• _Information shown_
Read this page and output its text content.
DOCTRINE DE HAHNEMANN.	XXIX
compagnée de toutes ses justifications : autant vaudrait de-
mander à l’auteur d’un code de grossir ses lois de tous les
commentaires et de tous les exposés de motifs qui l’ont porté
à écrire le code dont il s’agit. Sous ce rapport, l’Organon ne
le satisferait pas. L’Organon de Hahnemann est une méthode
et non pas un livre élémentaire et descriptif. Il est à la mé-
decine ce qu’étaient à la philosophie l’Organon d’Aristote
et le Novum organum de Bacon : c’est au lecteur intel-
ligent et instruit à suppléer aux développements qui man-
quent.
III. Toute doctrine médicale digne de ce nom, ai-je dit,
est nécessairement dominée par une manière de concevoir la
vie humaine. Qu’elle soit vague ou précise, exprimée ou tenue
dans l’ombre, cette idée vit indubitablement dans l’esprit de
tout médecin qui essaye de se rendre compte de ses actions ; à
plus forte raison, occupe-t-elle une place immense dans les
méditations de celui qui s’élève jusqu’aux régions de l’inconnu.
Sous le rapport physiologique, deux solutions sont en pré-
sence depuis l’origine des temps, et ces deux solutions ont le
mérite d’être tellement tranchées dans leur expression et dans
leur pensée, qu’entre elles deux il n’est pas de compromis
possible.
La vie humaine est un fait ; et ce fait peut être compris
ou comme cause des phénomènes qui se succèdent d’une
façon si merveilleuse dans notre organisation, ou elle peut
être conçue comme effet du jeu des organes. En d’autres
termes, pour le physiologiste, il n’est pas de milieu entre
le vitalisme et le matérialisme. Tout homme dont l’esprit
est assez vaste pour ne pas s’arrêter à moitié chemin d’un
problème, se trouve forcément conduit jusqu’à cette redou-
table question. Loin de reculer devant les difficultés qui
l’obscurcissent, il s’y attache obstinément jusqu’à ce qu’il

• _What is asked_
Look through the listing above and count the lines where the string "peut" appears. Report the number only.

• _Response to the exercise_
2